- _WORK TO DO_:
Identify each line below that contains the word "seed", and copy it out.

- _GIVEN ENTRIES_:
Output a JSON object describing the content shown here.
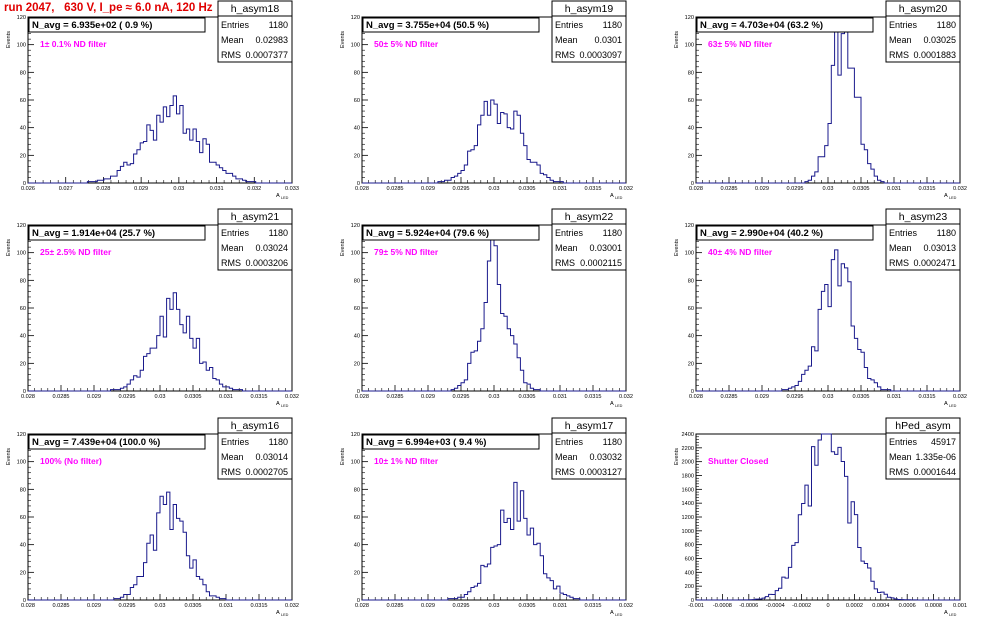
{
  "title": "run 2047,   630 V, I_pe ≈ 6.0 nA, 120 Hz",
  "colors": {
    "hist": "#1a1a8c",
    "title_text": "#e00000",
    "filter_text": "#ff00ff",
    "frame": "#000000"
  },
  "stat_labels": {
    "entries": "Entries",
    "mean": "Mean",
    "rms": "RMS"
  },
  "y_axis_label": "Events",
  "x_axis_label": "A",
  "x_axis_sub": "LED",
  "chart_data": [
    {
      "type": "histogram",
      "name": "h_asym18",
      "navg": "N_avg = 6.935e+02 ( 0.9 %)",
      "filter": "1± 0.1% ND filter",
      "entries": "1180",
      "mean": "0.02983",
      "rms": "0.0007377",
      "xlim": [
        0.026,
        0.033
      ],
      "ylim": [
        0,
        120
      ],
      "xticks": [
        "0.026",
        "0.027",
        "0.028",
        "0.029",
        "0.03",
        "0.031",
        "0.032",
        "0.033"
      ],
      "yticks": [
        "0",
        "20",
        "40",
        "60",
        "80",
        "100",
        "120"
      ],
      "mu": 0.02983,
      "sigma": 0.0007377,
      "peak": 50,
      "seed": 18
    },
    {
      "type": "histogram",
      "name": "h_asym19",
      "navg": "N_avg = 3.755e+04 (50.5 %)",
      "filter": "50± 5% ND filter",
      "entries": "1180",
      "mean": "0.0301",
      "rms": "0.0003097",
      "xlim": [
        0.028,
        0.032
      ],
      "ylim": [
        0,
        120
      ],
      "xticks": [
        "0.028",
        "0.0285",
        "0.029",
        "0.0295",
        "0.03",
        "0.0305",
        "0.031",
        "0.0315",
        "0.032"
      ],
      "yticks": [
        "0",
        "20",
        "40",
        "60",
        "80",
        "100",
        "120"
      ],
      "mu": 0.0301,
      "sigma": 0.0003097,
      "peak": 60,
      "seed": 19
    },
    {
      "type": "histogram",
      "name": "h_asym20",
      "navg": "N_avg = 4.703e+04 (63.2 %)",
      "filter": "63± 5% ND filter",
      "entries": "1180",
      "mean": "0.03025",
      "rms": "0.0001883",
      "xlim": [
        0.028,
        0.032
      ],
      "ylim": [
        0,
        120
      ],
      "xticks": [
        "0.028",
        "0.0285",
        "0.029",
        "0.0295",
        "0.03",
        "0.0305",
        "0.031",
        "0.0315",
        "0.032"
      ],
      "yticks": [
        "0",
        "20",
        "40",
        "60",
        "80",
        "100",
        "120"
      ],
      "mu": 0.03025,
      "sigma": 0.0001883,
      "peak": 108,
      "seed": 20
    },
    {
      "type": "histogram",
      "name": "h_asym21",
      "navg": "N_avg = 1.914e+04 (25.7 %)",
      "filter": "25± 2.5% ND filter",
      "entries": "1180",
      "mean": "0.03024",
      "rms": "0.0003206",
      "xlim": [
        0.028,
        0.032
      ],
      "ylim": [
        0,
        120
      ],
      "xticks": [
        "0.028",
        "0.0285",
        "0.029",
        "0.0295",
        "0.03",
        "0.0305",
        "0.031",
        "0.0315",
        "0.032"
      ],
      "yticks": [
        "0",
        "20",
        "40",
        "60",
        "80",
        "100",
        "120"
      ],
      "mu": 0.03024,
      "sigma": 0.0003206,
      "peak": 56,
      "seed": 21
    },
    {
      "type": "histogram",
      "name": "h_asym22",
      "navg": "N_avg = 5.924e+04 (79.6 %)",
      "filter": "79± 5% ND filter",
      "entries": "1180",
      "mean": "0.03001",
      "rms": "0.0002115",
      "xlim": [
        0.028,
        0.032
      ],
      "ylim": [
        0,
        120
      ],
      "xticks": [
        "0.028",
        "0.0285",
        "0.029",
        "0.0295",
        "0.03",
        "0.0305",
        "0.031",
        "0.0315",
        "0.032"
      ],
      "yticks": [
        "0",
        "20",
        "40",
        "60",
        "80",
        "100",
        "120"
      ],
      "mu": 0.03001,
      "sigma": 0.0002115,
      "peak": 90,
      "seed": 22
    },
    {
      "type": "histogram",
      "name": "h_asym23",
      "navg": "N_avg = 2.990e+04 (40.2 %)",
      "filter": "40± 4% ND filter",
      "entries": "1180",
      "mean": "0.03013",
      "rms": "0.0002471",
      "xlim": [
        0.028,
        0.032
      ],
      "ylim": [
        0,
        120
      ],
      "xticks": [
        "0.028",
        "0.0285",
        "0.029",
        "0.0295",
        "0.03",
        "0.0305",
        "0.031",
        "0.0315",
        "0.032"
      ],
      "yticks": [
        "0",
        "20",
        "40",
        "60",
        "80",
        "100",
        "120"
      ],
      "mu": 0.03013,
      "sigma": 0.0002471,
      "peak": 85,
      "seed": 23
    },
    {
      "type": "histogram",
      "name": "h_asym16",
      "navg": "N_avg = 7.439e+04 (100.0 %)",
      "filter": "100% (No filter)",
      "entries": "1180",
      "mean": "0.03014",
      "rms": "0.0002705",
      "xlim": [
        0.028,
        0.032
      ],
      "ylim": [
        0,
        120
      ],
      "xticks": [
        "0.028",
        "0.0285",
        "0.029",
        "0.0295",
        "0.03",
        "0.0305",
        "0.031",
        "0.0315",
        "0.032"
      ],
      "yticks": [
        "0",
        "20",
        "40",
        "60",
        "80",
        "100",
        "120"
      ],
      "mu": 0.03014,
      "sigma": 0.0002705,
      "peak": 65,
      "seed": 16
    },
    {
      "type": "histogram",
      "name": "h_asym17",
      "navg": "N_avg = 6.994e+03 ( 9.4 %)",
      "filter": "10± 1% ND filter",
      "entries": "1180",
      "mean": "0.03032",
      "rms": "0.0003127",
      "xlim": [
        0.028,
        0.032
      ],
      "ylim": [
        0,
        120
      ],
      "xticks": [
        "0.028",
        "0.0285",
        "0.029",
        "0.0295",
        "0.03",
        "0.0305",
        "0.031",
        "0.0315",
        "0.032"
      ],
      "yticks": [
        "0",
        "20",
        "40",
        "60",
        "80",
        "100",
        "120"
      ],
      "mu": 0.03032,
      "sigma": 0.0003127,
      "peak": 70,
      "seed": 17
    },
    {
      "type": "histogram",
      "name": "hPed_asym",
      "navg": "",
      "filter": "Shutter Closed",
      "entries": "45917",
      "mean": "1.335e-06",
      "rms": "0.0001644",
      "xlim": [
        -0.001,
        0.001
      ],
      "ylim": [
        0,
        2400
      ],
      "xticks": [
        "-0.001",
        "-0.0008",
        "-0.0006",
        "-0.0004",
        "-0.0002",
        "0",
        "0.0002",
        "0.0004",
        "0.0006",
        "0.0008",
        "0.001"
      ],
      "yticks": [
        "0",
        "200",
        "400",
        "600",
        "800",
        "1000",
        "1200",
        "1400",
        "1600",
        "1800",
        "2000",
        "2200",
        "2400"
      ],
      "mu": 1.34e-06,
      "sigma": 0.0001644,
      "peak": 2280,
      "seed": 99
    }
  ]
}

- _TASK RESPONSE_:
      "seed": 18
      "seed": 19
      "seed": 20
      "seed": 21
      "seed": 22
      "seed": 23
      "seed": 16
      "seed": 17
      "seed": 99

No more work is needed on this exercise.